→ **Given information**:
※ ※ ※

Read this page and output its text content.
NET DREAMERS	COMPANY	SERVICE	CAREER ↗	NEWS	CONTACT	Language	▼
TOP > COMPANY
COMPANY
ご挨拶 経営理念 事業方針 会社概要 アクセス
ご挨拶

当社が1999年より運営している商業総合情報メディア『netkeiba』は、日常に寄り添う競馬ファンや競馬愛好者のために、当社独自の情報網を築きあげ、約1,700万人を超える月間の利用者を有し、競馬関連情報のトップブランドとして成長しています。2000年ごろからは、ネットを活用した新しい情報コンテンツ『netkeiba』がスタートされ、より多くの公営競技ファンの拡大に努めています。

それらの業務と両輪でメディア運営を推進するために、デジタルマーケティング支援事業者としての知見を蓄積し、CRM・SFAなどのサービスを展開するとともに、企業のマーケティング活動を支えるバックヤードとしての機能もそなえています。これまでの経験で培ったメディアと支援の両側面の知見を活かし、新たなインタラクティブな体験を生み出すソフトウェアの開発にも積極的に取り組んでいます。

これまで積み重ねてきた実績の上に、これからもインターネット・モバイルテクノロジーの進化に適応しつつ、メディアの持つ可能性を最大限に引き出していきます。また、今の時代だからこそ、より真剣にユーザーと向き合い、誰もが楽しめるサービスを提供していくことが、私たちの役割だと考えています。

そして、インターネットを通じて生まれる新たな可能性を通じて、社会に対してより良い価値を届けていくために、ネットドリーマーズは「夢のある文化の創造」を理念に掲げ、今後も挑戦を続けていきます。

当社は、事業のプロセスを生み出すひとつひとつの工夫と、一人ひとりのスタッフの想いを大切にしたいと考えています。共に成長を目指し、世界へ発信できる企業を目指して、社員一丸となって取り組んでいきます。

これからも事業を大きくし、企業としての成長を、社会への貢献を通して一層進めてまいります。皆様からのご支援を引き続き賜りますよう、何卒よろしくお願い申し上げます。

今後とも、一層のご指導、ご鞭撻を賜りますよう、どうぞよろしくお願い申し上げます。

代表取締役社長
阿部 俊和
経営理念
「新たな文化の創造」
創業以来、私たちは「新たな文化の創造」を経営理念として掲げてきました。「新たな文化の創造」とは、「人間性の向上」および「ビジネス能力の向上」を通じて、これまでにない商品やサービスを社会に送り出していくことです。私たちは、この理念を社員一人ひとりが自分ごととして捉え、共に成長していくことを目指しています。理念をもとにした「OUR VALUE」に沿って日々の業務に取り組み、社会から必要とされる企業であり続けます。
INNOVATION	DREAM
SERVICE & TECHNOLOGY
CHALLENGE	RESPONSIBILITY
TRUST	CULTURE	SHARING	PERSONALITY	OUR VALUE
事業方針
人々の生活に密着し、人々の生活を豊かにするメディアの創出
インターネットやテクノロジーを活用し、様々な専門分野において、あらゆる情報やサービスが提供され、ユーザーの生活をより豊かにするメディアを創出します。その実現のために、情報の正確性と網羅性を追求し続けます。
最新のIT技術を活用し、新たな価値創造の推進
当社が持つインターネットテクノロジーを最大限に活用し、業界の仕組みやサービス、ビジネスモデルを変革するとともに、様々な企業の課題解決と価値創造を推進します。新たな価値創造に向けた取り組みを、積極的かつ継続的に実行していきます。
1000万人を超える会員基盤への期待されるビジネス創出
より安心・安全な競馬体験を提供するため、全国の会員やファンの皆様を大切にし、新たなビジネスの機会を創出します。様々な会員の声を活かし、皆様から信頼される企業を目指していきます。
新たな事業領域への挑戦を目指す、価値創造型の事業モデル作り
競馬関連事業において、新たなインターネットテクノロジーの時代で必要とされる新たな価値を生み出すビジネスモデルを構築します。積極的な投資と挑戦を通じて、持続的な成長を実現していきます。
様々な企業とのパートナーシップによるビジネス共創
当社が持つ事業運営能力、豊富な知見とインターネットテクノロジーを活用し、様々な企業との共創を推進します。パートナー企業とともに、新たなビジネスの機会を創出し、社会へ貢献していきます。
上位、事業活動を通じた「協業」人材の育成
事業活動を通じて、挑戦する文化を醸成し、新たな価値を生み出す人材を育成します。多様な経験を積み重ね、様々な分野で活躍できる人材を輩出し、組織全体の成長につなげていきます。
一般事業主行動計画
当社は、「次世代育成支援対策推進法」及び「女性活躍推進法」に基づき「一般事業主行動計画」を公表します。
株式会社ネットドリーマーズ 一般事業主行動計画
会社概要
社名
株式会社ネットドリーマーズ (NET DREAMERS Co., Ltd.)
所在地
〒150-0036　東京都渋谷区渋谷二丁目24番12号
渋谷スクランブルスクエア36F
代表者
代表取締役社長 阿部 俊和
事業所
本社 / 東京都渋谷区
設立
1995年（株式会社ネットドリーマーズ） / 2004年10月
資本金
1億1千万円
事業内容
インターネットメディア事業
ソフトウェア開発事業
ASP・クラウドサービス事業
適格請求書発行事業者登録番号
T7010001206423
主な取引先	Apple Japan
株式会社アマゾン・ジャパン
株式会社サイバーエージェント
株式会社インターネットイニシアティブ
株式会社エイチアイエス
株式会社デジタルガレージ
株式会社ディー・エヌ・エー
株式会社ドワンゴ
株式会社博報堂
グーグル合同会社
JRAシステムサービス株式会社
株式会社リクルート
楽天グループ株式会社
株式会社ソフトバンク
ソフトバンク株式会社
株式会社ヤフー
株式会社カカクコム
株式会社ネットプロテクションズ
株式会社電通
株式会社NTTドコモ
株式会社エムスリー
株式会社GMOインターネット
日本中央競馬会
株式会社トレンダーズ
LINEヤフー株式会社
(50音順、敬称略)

※ ※ ※

→ **Task details**: Recopy the whole listing exactly.

→ **Solution to this task**:
Read this page and output its text content.
NET DREAMERS	COMPANY	SERVICE	CAREER ↗	NEWS	CONTACT	Language	▼
TOP > COMPANY
COMPANY
ご挨拶 経営理念 事業方針 会社概要 アクセス
ご挨拶

当社が1999年より運営している商業総合情報メディア『netkeiba』は、日常に寄り添う競馬ファンや競馬愛好者のために、当社独自の情報網を築きあげ、約1,700万人を超える月間の利用者を有し、競馬関連情報のトップブランドとして成長しています。2000年ごろからは、ネットを活用した新しい情報コンテンツ『netkeiba』がスタートされ、より多くの公営競技ファンの拡大に努めています。

それらの業務と両輪でメディア運営を推進するために、デジタルマーケティング支援事業者としての知見を蓄積し、CRM・SFAなどのサービスを展開するとともに、企業のマーケティング活動を支えるバックヤードとしての機能もそなえています。これまでの経験で培ったメディアと支援の両側面の知見を活かし、新たなインタラクティブな体験を生み出すソフトウェアの開発にも積極的に取り組んでいます。

これまで積み重ねてきた実績の上に、これからもインターネット・モバイルテクノロジーの進化に適応しつつ、メディアの持つ可能性を最大限に引き出していきます。また、今の時代だからこそ、より真剣にユーザーと向き合い、誰もが楽しめるサービスを提供していくことが、私たちの役割だと考えています。

そして、インターネットを通じて生まれる新たな可能性を通じて、社会に対してより良い価値を届けていくために、ネットドリーマーズは「夢のある文化の創造」を理念に掲げ、今後も挑戦を続けていきます。

当社は、事業のプロセスを生み出すひとつひとつの工夫と、一人ひとりのスタッフの想いを大切にしたいと考えています。共に成長を目指し、世界へ発信できる企業を目指して、社員一丸となって取り組んでいきます。

これからも事業を大きくし、企業としての成長を、社会への貢献を通して一層進めてまいります。皆様からのご支援を引き続き賜りますよう、何卒よろしくお願い申し上げます。

今後とも、一層のご指導、ご鞭撻を賜りますよう、どうぞよろしくお願い申し上げます。

代表取締役社長
阿部 俊和
経営理念
「新たな文化の創造」
創業以来、私たちは「新たな文化の創造」を経営理念として掲げてきました。「新たな文化の創造」とは、「人間性の向上」および「ビジネス能力の向上」を通じて、これまでにない商品やサービスを社会に送り出していくことです。私たちは、この理念を社員一人ひとりが自分ごととして捉え、共に成長していくことを目指しています。理念をもとにした「OUR VALUE」に沿って日々の業務に取り組み、社会から必要とされる企業であり続けます。
INNOVATION	DREAM
SERVICE & TECHNOLOGY
CHALLENGE	RESPONSIBILITY
TRUST	CULTURE	SHARING	PERSONALITY	OUR VALUE
事業方針
人々の生活に密着し、人々の生活を豊かにするメディアの創出
インターネットやテクノロジーを活用し、様々な専門分野において、あらゆる情報やサービスが提供され、ユーザーの生活をより豊かにするメディアを創出します。その実現のために、情報の正確性と網羅性を追求し続けます。
最新のIT技術を活用し、新たな価値創造の推進
当社が持つインターネットテクノロジーを最大限に活用し、業界の仕組みやサービス、ビジネスモデルを変革するとともに、様々な企業の課題解決と価値創造を推進します。新たな価値創造に向けた取り組みを、積極的かつ継続的に実行していきます。
1000万人を超える会員基盤への期待されるビジネス創出
より安心・安全な競馬体験を提供するため、全国の会員やファンの皆様を大切にし、新たなビジネスの機会を創出します。様々な会員の声を活かし、皆様から信頼される企業を目指していきます。
新たな事業領域への挑戦を目指す、価値創造型の事業モデル作り
競馬関連事業において、新たなインターネットテクノロジーの時代で必要とされる新たな価値を生み出すビジネスモデルを構築します。積極的な投資と挑戦を通じて、持続的な成長を実現していきます。
様々な企業とのパートナーシップによるビジネス共創
当社が持つ事業運営能力、豊富な知見とインターネットテクノロジーを活用し、様々な企業との共創を推進します。パートナー企業とともに、新たなビジネスの機会を創出し、社会へ貢献していきます。
上位、事業活動を通じた「協業」人材の育成
事業活動を通じて、挑戦する文化を醸成し、新たな価値を生み出す人材を育成します。多様な経験を積み重ね、様々な分野で活躍できる人材を輩出し、組織全体の成長につなげていきます。
一般事業主行動計画
当社は、「次世代育成支援対策推進法」及び「女性活躍推進法」に基づき「一般事業主行動計画」を公表します。
株式会社ネットドリーマーズ 一般事業主行動計画
会社概要
社名
株式会社ネットドリーマーズ (NET DREAMERS Co., Ltd.)
所在地
〒150-0036　東京都渋谷区渋谷二丁目24番12号
渋谷スクランブルスクエア36F
代表者
代表取締役社長 阿部 俊和
事業所
本社 / 東京都渋谷区
設立
1995年（株式会社ネットドリーマーズ） / 2004年10月
資本金
1億1千万円
事業内容
インターネットメディア事業
ソフトウェア開発事業
ASP・クラウドサービス事業
適格請求書発行事業者登録番号
T7010001206423
主な取引先	Apple Japan
株式会社アマゾン・ジャパン
株式会社サイバーエージェント
株式会社インターネットイニシアティブ
株式会社エイチアイエス
株式会社デジタルガレージ
株式会社ディー・エヌ・エー
株式会社ドワンゴ
株式会社博報堂
グーグル合同会社
JRAシステムサービス株式会社
株式会社リクルート
楽天グループ株式会社
株式会社ソフトバンク
ソフトバンク株式会社
株式会社ヤフー
株式会社カカクコム
株式会社ネットプロテクションズ
株式会社電通
株式会社NTTドコモ
株式会社エムスリー
株式会社GMOインターネット
日本中央競馬会
株式会社トレンダーズ
LINEヤフー株式会社
(50音順、敬称略)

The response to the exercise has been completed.